Aim: Without the pictures, print each of the records below exactly as it appears.

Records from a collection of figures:
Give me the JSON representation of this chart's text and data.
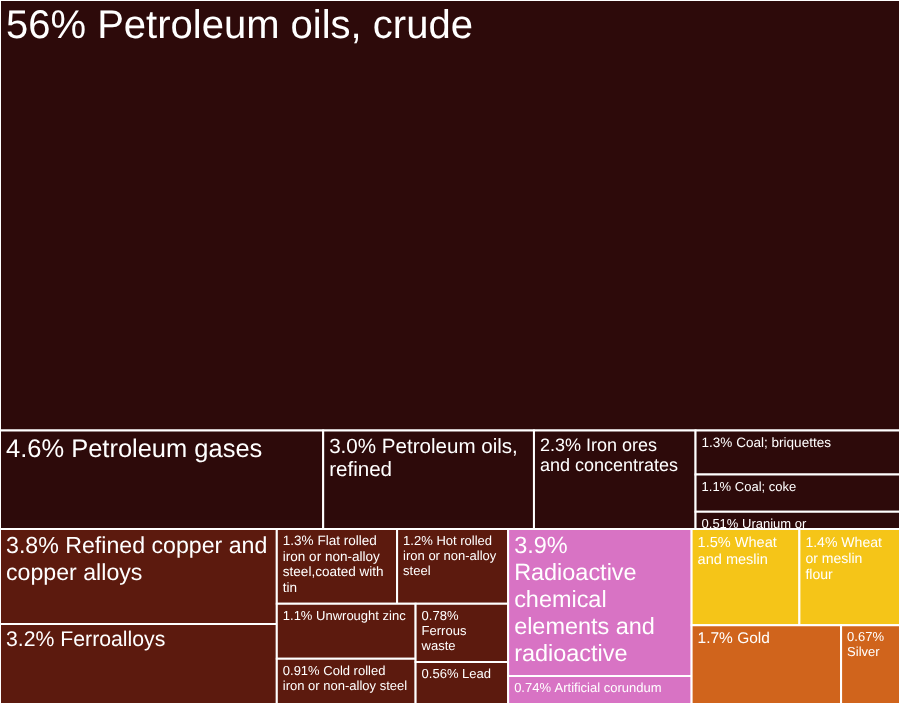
{
  "chart_data": {
    "type": "other",
    "categories": [
      "Petroleum oils, crude",
      "Petroleum gases",
      "Petroleum oils, refined",
      "Iron ores and concentrates",
      "Coal; briquettes",
      "Coal; coke",
      "Uranium or",
      "Refined copper and copper alloys",
      "Ferroalloys",
      "Flat rolled iron or non-alloy steel,coated with tin",
      "Hot rolled iron or non-alloy steel",
      "Unwrought zinc",
      "Cold rolled iron or non-alloy steel",
      "Ferrous waste",
      "Lead",
      "Radioactive chemical elements and radioactive",
      "Artificial corundum",
      "Wheat and meslin",
      "Wheat or meslin flour",
      "Gold",
      "Silver"
    ],
    "values": [
      56,
      4.6,
      3.0,
      2.3,
      1.3,
      1.1,
      0.51,
      3.8,
      3.2,
      1.3,
      1.2,
      1.1,
      0.91,
      0.78,
      0.56,
      3.9,
      0.74,
      1.5,
      1.4,
      1.7,
      0.67
    ],
    "value_labels": [
      "56%",
      "4.6%",
      "3.0%",
      "2.3%",
      "1.3%",
      "1.1%",
      "0.51%",
      "3.8%",
      "3.2%",
      "1.3%",
      "1.2%",
      "1.1%",
      "0.91%",
      "0.78%",
      "0.56%",
      "3.9%",
      "0.74%",
      "1.5%",
      "1.4%",
      "1.7%",
      "0.67%"
    ],
    "colors": [
      "#2d0a0a",
      "#2d0a0a",
      "#2d0a0a",
      "#2d0a0a",
      "#2d0a0a",
      "#2d0a0a",
      "#2d0a0a",
      "#5c1a0e",
      "#5c1a0e",
      "#5c1a0e",
      "#5c1a0e",
      "#5c1a0e",
      "#5c1a0e",
      "#5c1a0e",
      "#5c1a0e",
      "#d873c4",
      "#d873c4",
      "#f5c518",
      "#f5c518",
      "#d0641c",
      "#d0641c"
    ]
  }
}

The completed task:
Give me the JSON representation of this chart's text and data.
{
  "chart_data": {
    "type": "other",
    "categories": [
      "Petroleum oils, crude",
      "Petroleum gases",
      "Petroleum oils, refined",
      "Iron ores and concentrates",
      "Coal; briquettes",
      "Coal; coke",
      "Uranium or",
      "Refined copper and copper alloys",
      "Ferroalloys",
      "Flat rolled iron or non-alloy steel,coated with tin",
      "Hot rolled iron or non-alloy steel",
      "Unwrought zinc",
      "Cold rolled iron or non-alloy steel",
      "Ferrous waste",
      "Lead",
      "Radioactive chemical elements and radioactive",
      "Artificial corundum",
      "Wheat and meslin",
      "Wheat or meslin flour",
      "Gold",
      "Silver"
    ],
    "values": [
      56,
      4.6,
      3.0,
      2.3,
      1.3,
      1.1,
      0.51,
      3.8,
      3.2,
      1.3,
      1.2,
      1.1,
      0.91,
      0.78,
      0.56,
      3.9,
      0.74,
      1.5,
      1.4,
      1.7,
      0.67
    ],
    "value_labels": [
      "56%",
      "4.6%",
      "3.0%",
      "2.3%",
      "1.3%",
      "1.1%",
      "0.51%",
      "3.8%",
      "3.2%",
      "1.3%",
      "1.2%",
      "1.1%",
      "0.91%",
      "0.78%",
      "0.56%",
      "3.9%",
      "0.74%",
      "1.5%",
      "1.4%",
      "1.7%",
      "0.67%"
    ],
    "colors": [
      "#2d0a0a",
      "#2d0a0a",
      "#2d0a0a",
      "#2d0a0a",
      "#2d0a0a",
      "#2d0a0a",
      "#2d0a0a",
      "#5c1a0e",
      "#5c1a0e",
      "#5c1a0e",
      "#5c1a0e",
      "#5c1a0e",
      "#5c1a0e",
      "#5c1a0e",
      "#5c1a0e",
      "#d873c4",
      "#d873c4",
      "#f5c518",
      "#f5c518",
      "#d0641c",
      "#d0641c"
    ]
  }
}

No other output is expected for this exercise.